Write every line out verbatim and omit the pictures.

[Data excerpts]
===
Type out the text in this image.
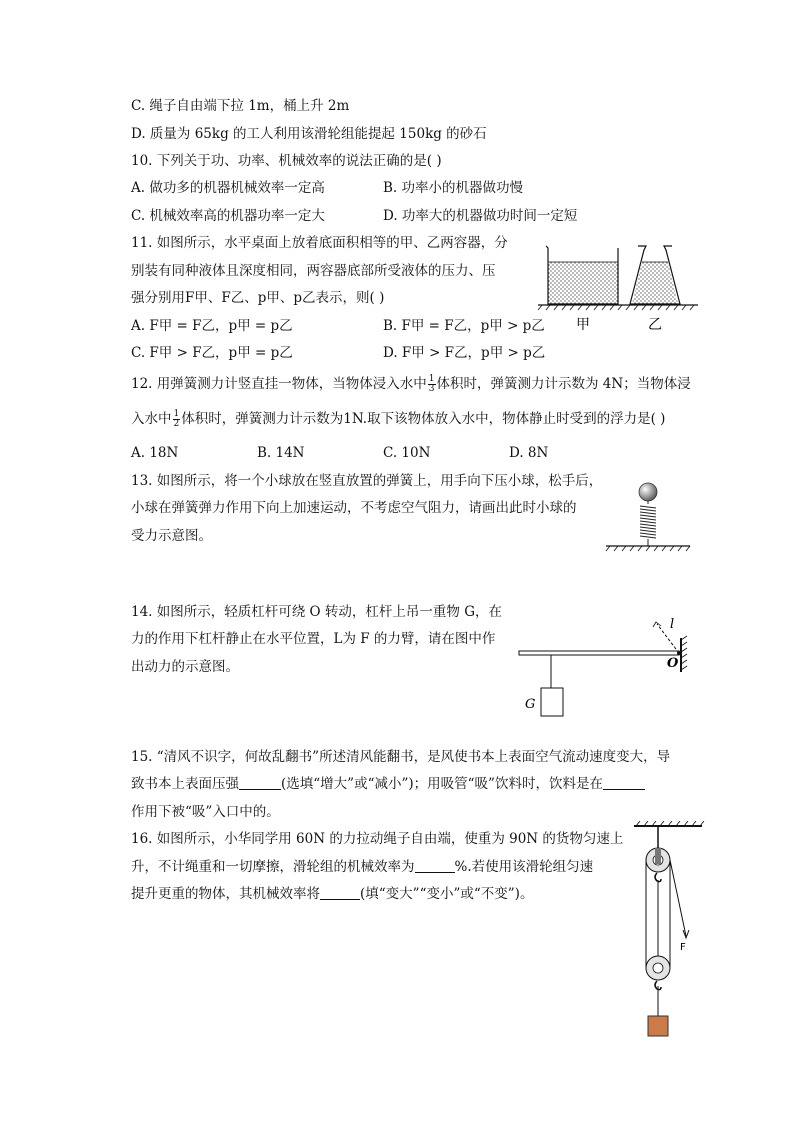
C. 绳子自由端下拉 1m，桶上升 2m
D. 质量为 65kg 的工人利用该滑轮组能提起 150kg 的砂石
10. 下列关于功、功率、机械效率的说法正确的是( )
A. 做功多的机器机械效率一定高	B. 功率小的机器做功慢
C. 机械效率高的机器功率一定大	D. 功率大的机器做功时间一定短
11. 如图所示，水平桌面上放着底面积相等的甲、乙两容器，分
别装有同种液体且深度相同，两容器底部所受液体的压力、压
强分别用F甲、F乙、p甲、p乙表示，则( )
A. F甲 = F乙，p甲 = p乙	B. F甲 = F乙，p甲 > p乙
C. F甲 > F乙，p甲 = p乙	D. F甲 > F乙，p甲 > p乙
甲	乙
12. 用弹簧测力计竖直挂一物体，当物体浸入水中 $\frac{1}{3}$ 体积时，弹簧测力计示数为 4N；当物体浸
入水中 $\frac{1}{2}$ 体积时，弹簧测力计示数为1N.取下该物体放入水中，物体静止时受到的浮力是( )
A. 18N	B. 14N	C. 10N	D. 8N
13. 如图所示，将一个小球放在竖直放置的弹簧上，用手向下压小球，松手后，
小球在弹簧弹力作用下向上加速运动，不考虑空气阻力，请画出此时小球的
受力示意图。
14. 如图所示，轻质杠杆可绕 O 转动，杠杆上吊一重物 G，在
力的作用下杠杆静止在水平位置，L为 F 的力臂，请在图中作
出动力的示意图。
l
O
G
15. “清风不识字，何故乱翻书”所述清风能翻书，是风使书本上表面空气流动速度变大，导
致书本上表面压强	(选填“增大”或“减小”)；用吸管“吸”饮料时，饮料是在
作用下被“吸”入口中的。
16. 如图所示，小华同学用 60N 的力拉动绳子自由端，使重为 90N 的货物匀速上
升，不计绳重和一切摩擦，滑轮组的机械效率为	%.若使用该滑轮组匀速
提升更重的物体，其机械效率将	(填“变大”“变小”或“不变”)。
F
===
> **Exercise solution**
Type out the text in this image.
C. 绳子自由端下拉 1m，桶上升 2m
D. 质量为 65kg 的工人利用该滑轮组能提起 150kg 的砂石
10. 下列关于功、功率、机械效率的说法正确的是( )
A. 做功多的机器机械效率一定高	B. 功率小的机器做功慢
C. 机械效率高的机器功率一定大	D. 功率大的机器做功时间一定短
11. 如图所示，水平桌面上放着底面积相等的甲、乙两容器，分
别装有同种液体且深度相同，两容器底部所受液体的压力、压
强分别用F甲、F乙、p甲、p乙表示，则( )
A. F甲 = F乙，p甲 = p乙	B. F甲 = F乙，p甲 > p乙
C. F甲 > F乙，p甲 = p乙	D. F甲 > F乙，p甲 > p乙
甲	乙
12. 用弹簧测力计竖直挂一物体，当物体浸入水中 $\frac{1}{3}$ 体积时，弹簧测力计示数为 4N；当物体浸
入水中 $\frac{1}{2}$ 体积时，弹簧测力计示数为1N.取下该物体放入水中，物体静止时受到的浮力是( )
A. 18N	B. 14N	C. 10N	D. 8N
13. 如图所示，将一个小球放在竖直放置的弹簧上，用手向下压小球，松手后，
小球在弹簧弹力作用下向上加速运动，不考虑空气阻力，请画出此时小球的
受力示意图。
14. 如图所示，轻质杠杆可绕 O 转动，杠杆上吊一重物 G，在
力的作用下杠杆静止在水平位置，L为 F 的力臂，请在图中作
出动力的示意图。
l
O
G
15. “清风不识字，何故乱翻书”所述清风能翻书，是风使书本上表面空气流动速度变大，导
致书本上表面压强	(选填“增大”或“减小”)；用吸管“吸”饮料时，饮料是在
作用下被“吸”入口中的。
16. 如图所示，小华同学用 60N 的力拉动绳子自由端，使重为 90N 的货物匀速上
升，不计绳重和一切摩擦，滑轮组的机械效率为	%.若使用该滑轮组匀速
提升更重的物体，其机械效率将	(填“变大”“变小”或“不变”)。
F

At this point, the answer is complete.